__TO DO__:
Transcribe the material in full, exactly as written.

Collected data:
-- start --

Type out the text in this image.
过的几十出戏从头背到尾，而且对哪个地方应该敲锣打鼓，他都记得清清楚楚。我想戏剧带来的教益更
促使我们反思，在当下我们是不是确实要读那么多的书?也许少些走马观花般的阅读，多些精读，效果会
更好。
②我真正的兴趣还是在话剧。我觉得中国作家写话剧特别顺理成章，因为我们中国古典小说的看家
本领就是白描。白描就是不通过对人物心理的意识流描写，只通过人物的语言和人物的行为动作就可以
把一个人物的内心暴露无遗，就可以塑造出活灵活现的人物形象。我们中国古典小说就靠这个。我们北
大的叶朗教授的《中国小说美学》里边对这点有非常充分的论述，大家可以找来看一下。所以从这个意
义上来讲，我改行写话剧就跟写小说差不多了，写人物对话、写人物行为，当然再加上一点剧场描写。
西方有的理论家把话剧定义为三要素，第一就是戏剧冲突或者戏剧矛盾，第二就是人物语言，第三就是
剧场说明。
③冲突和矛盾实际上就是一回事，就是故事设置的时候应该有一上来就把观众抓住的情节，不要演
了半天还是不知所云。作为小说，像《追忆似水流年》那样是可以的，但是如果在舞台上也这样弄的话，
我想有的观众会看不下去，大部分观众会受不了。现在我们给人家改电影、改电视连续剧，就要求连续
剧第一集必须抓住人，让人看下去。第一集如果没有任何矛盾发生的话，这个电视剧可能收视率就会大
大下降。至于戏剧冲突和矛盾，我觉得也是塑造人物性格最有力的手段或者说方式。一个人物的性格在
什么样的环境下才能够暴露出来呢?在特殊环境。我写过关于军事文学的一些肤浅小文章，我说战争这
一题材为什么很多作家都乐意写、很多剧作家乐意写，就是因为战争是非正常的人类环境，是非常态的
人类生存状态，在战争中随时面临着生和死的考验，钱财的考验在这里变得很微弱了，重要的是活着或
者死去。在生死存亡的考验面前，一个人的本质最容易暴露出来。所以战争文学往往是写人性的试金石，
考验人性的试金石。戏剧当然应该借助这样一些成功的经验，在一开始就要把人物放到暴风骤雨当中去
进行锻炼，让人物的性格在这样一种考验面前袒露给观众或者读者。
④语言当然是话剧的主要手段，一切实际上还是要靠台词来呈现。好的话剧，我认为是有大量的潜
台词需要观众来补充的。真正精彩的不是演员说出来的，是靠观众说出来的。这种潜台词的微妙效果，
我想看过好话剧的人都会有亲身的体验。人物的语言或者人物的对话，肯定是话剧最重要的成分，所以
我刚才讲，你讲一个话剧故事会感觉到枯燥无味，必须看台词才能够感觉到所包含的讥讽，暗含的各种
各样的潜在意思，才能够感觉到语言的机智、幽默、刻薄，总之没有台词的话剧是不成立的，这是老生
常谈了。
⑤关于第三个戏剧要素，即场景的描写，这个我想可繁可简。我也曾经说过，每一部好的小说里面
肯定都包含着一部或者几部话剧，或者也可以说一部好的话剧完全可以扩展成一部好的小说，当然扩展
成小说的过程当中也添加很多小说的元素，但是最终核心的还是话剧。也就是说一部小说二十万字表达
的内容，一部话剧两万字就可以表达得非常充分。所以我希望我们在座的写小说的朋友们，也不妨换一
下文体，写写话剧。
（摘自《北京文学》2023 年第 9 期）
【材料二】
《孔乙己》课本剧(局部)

-- end --

__RESULT BELOW__:
Type out the text in this image.
过的几十出戏从头背到尾，而且对哪个地方应该敲锣打鼓，他都记得清清楚楚。我想戏剧带来的教益更
促使我们反思，在当下我们是不是确实要读那么多的书?也许少些走马观花般的阅读，多些精读，效果会
更好。
②我真正的兴趣还是在话剧。我觉得中国作家写话剧特别顺理成章，因为我们中国古典小说的看家
本领就是白描。白描就是不通过对人物心理的意识流描写，只通过人物的语言和人物的行为动作就可以
把一个人物的内心暴露无遗，就可以塑造出活灵活现的人物形象。我们中国古典小说就靠这个。我们北
大的叶朗教授的《中国小说美学》里边对这点有非常充分的论述，大家可以找来看一下。所以从这个意
义上来讲，我改行写话剧就跟写小说差不多了，写人物对话、写人物行为，当然再加上一点剧场描写。
西方有的理论家把话剧定义为三要素，第一就是戏剧冲突或者戏剧矛盾，第二就是人物语言，第三就是
剧场说明。
③冲突和矛盾实际上就是一回事，就是故事设置的时候应该有一上来就把观众抓住的情节，不要演
了半天还是不知所云。作为小说，像《追忆似水流年》那样是可以的，但是如果在舞台上也这样弄的话，
我想有的观众会看不下去，大部分观众会受不了。现在我们给人家改电影、改电视连续剧，就要求连续
剧第一集必须抓住人，让人看下去。第一集如果没有任何矛盾发生的话，这个电视剧可能收视率就会大
大下降。至于戏剧冲突和矛盾，我觉得也是塑造人物性格最有力的手段或者说方式。一个人物的性格在
什么样的环境下才能够暴露出来呢?在特殊环境。我写过关于军事文学的一些肤浅小文章，我说战争这
一题材为什么很多作家都乐意写、很多剧作家乐意写，就是因为战争是非正常的人类环境，是非常态的
人类生存状态，在战争中随时面临着生和死的考验，钱财的考验在这里变得很微弱了，重要的是活着或
者死去。在生死存亡的考验面前，一个人的本质最容易暴露出来。所以战争文学往往是写人性的试金石，
考验人性的试金石。戏剧当然应该借助这样一些成功的经验，在一开始就要把人物放到暴风骤雨当中去
进行锻炼，让人物的性格在这样一种考验面前袒露给观众或者读者。
④语言当然是话剧的主要手段，一切实际上还是要靠台词来呈现。好的话剧，我认为是有大量的潜
台词需要观众来补充的。真正精彩的不是演员说出来的，是靠观众说出来的。这种潜台词的微妙效果，
我想看过好话剧的人都会有亲身的体验。人物的语言或者人物的对话，肯定是话剧最重要的成分，所以
我刚才讲，你讲一个话剧故事会感觉到枯燥无味，必须看台词才能够感觉到所包含的讥讽，暗含的各种
各样的潜在意思，才能够感觉到语言的机智、幽默、刻薄，总之没有台词的话剧是不成立的，这是老生
常谈了。
⑤关于第三个戏剧要素，即场景的描写，这个我想可繁可简。我也曾经说过，每一部好的小说里面
肯定都包含着一部或者几部话剧，或者也可以说一部好的话剧完全可以扩展成一部好的小说，当然扩展
成小说的过程当中也添加很多小说的元素，但是最终核心的还是话剧。也就是说一部小说二十万字表达
的内容，一部话剧两万字就可以表达得非常充分。所以我希望我们在座的写小说的朋友们，也不妨换一
下文体，写写话剧。
（摘自《北京文学》2023 年第 9 期）
【材料二】
《孔乙己》课本剧(局部)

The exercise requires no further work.